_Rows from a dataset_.

☆ ☆ ☆ ☆ ☆

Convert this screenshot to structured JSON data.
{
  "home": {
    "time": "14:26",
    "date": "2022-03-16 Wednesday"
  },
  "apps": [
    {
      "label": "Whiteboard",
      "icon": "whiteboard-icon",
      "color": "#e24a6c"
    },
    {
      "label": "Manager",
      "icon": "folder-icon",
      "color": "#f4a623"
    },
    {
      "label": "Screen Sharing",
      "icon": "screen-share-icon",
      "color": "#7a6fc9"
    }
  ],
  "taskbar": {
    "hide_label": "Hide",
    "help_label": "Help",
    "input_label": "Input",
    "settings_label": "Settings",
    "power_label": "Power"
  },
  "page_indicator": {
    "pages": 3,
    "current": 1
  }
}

☆ ☆ ☆ ☆ ☆

_Aim_. Output all of the data again. Match it exactly.

_Right answer_.
Convert this screenshot to structured JSON data.
{
  "home": {
    "time": "14:26",
    "date": "2022-03-16 Wednesday"
  },
  "apps": [
    {
      "label": "Whiteboard",
      "icon": "whiteboard-icon",
      "color": "#e24a6c"
    },
    {
      "label": "Manager",
      "icon": "folder-icon",
      "color": "#f4a623"
    },
    {
      "label": "Screen Sharing",
      "icon": "screen-share-icon",
      "color": "#7a6fc9"
    }
  ],
  "taskbar": {
    "hide_label": "Hide",
    "help_label": "Help",
    "input_label": "Input",
    "settings_label": "Settings",
    "power_label": "Power"
  },
  "page_indicator": {
    "pages": 3,
    "current": 1
  }
}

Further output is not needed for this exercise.